▸ **Set task**
Copy out the listing in full, exactly as written, but not its pictures.

▸ **Dataset content**

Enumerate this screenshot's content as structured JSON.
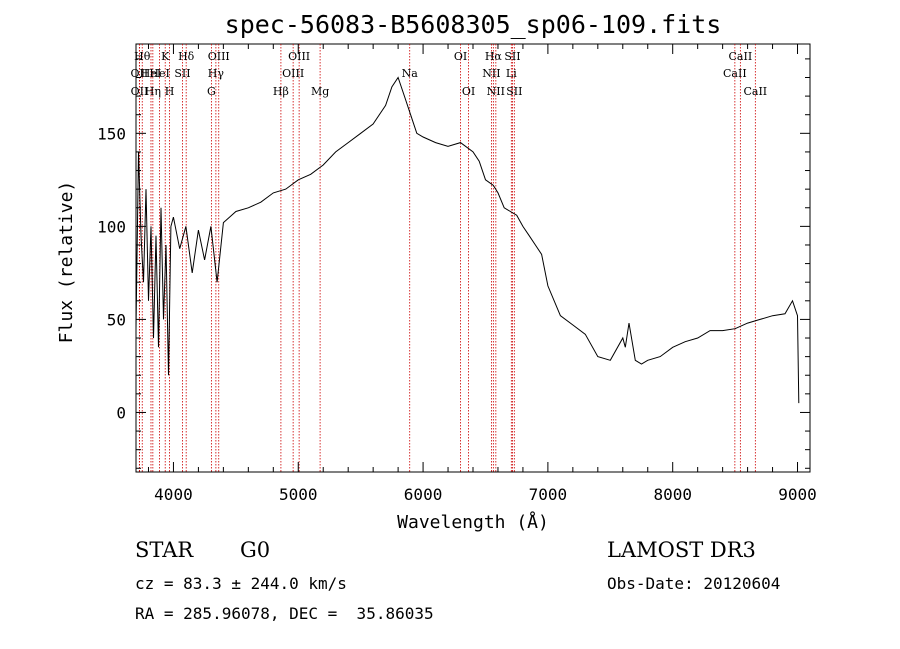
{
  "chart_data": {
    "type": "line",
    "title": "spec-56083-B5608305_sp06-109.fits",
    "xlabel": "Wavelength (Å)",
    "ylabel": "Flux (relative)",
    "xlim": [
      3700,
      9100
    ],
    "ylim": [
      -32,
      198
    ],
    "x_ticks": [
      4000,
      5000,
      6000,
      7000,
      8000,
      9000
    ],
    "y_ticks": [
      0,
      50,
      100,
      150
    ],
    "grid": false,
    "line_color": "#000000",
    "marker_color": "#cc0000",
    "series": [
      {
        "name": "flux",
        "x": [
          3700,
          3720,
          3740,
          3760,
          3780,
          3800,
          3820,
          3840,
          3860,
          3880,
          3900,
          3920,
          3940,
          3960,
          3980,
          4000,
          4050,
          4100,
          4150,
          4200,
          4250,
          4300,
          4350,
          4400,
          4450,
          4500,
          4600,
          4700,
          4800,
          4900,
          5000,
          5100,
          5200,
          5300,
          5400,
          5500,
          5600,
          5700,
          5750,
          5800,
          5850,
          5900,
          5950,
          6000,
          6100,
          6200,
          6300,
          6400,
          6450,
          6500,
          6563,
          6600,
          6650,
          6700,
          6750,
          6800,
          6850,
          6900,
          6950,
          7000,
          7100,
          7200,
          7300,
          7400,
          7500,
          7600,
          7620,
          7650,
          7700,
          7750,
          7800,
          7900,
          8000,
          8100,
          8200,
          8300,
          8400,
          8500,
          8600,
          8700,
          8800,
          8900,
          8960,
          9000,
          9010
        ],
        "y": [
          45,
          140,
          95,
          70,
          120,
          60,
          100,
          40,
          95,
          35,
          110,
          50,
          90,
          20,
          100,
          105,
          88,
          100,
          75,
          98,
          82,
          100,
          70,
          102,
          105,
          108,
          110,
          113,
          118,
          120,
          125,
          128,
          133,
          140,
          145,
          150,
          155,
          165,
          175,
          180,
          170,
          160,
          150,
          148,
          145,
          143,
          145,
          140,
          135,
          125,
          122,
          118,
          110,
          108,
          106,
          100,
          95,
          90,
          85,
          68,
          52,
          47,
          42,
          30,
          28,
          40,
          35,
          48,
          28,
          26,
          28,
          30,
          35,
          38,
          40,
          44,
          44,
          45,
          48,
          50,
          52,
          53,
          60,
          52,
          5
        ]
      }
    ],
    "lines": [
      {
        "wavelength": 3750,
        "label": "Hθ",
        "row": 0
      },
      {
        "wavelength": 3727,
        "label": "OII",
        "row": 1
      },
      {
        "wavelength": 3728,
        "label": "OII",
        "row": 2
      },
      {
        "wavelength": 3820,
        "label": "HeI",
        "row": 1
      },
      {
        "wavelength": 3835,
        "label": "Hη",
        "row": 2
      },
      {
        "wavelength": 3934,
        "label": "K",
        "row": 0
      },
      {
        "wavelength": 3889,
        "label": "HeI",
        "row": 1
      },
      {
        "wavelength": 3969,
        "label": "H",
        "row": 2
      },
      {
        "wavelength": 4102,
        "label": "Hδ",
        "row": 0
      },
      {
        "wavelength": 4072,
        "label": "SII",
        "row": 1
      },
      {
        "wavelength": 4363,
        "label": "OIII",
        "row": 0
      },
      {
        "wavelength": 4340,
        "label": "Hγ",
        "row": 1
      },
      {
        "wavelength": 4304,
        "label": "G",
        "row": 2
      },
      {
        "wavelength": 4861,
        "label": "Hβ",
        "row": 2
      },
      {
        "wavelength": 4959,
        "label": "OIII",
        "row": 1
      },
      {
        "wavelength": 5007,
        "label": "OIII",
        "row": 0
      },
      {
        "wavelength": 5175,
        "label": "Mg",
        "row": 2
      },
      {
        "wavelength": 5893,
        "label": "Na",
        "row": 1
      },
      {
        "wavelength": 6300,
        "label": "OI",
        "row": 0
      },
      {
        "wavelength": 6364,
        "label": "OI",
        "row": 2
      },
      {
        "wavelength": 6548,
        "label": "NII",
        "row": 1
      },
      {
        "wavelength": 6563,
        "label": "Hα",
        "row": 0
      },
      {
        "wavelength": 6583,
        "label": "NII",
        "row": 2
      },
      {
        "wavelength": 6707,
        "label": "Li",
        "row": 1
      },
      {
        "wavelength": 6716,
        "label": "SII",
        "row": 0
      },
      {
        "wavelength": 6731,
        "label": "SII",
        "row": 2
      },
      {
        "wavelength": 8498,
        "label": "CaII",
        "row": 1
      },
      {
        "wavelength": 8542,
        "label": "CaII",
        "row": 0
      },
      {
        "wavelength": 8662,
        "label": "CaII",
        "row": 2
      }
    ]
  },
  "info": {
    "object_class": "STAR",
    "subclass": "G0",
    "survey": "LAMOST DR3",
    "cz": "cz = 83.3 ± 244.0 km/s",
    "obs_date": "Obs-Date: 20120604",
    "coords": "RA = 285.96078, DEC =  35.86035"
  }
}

▸ **Exercise solution**
Enumerate this screenshot's content as structured JSON.
{
  "chart_data": {
    "type": "line",
    "title": "spec-56083-B5608305_sp06-109.fits",
    "xlabel": "Wavelength (Å)",
    "ylabel": "Flux (relative)",
    "xlim": [
      3700,
      9100
    ],
    "ylim": [
      -32,
      198
    ],
    "x_ticks": [
      4000,
      5000,
      6000,
      7000,
      8000,
      9000
    ],
    "y_ticks": [
      0,
      50,
      100,
      150
    ],
    "grid": false,
    "line_color": "#000000",
    "marker_color": "#cc0000",
    "series": [
      {
        "name": "flux",
        "x": [
          3700,
          3720,
          3740,
          3760,
          3780,
          3800,
          3820,
          3840,
          3860,
          3880,
          3900,
          3920,
          3940,
          3960,
          3980,
          4000,
          4050,
          4100,
          4150,
          4200,
          4250,
          4300,
          4350,
          4400,
          4450,
          4500,
          4600,
          4700,
          4800,
          4900,
          5000,
          5100,
          5200,
          5300,
          5400,
          5500,
          5600,
          5700,
          5750,
          5800,
          5850,
          5900,
          5950,
          6000,
          6100,
          6200,
          6300,
          6400,
          6450,
          6500,
          6563,
          6600,
          6650,
          6700,
          6750,
          6800,
          6850,
          6900,
          6950,
          7000,
          7100,
          7200,
          7300,
          7400,
          7500,
          7600,
          7620,
          7650,
          7700,
          7750,
          7800,
          7900,
          8000,
          8100,
          8200,
          8300,
          8400,
          8500,
          8600,
          8700,
          8800,
          8900,
          8960,
          9000,
          9010
        ],
        "y": [
          45,
          140,
          95,
          70,
          120,
          60,
          100,
          40,
          95,
          35,
          110,
          50,
          90,
          20,
          100,
          105,
          88,
          100,
          75,
          98,
          82,
          100,
          70,
          102,
          105,
          108,
          110,
          113,
          118,
          120,
          125,
          128,
          133,
          140,
          145,
          150,
          155,
          165,
          175,
          180,
          170,
          160,
          150,
          148,
          145,
          143,
          145,
          140,
          135,
          125,
          122,
          118,
          110,
          108,
          106,
          100,
          95,
          90,
          85,
          68,
          52,
          47,
          42,
          30,
          28,
          40,
          35,
          48,
          28,
          26,
          28,
          30,
          35,
          38,
          40,
          44,
          44,
          45,
          48,
          50,
          52,
          53,
          60,
          52,
          5
        ]
      }
    ],
    "lines": [
      {
        "wavelength": 3750,
        "label": "Hθ",
        "row": 0
      },
      {
        "wavelength": 3727,
        "label": "OII",
        "row": 1
      },
      {
        "wavelength": 3728,
        "label": "OII",
        "row": 2
      },
      {
        "wavelength": 3820,
        "label": "HeI",
        "row": 1
      },
      {
        "wavelength": 3835,
        "label": "Hη",
        "row": 2
      },
      {
        "wavelength": 3934,
        "label": "K",
        "row": 0
      },
      {
        "wavelength": 3889,
        "label": "HeI",
        "row": 1
      },
      {
        "wavelength": 3969,
        "label": "H",
        "row": 2
      },
      {
        "wavelength": 4102,
        "label": "Hδ",
        "row": 0
      },
      {
        "wavelength": 4072,
        "label": "SII",
        "row": 1
      },
      {
        "wavelength": 4363,
        "label": "OIII",
        "row": 0
      },
      {
        "wavelength": 4340,
        "label": "Hγ",
        "row": 1
      },
      {
        "wavelength": 4304,
        "label": "G",
        "row": 2
      },
      {
        "wavelength": 4861,
        "label": "Hβ",
        "row": 2
      },
      {
        "wavelength": 4959,
        "label": "OIII",
        "row": 1
      },
      {
        "wavelength": 5007,
        "label": "OIII",
        "row": 0
      },
      {
        "wavelength": 5175,
        "label": "Mg",
        "row": 2
      },
      {
        "wavelength": 5893,
        "label": "Na",
        "row": 1
      },
      {
        "wavelength": 6300,
        "label": "OI",
        "row": 0
      },
      {
        "wavelength": 6364,
        "label": "OI",
        "row": 2
      },
      {
        "wavelength": 6548,
        "label": "NII",
        "row": 1
      },
      {
        "wavelength": 6563,
        "label": "Hα",
        "row": 0
      },
      {
        "wavelength": 6583,
        "label": "NII",
        "row": 2
      },
      {
        "wavelength": 6707,
        "label": "Li",
        "row": 1
      },
      {
        "wavelength": 6716,
        "label": "SII",
        "row": 0
      },
      {
        "wavelength": 6731,
        "label": "SII",
        "row": 2
      },
      {
        "wavelength": 8498,
        "label": "CaII",
        "row": 1
      },
      {
        "wavelength": 8542,
        "label": "CaII",
        "row": 0
      },
      {
        "wavelength": 8662,
        "label": "CaII",
        "row": 2
      }
    ]
  },
  "info": {
    "object_class": "STAR",
    "subclass": "G0",
    "survey": "LAMOST DR3",
    "cz": "cz = 83.3 ± 244.0 km/s",
    "obs_date": "Obs-Date: 20120604",
    "coords": "RA = 285.96078, DEC =  35.86035"
  }
}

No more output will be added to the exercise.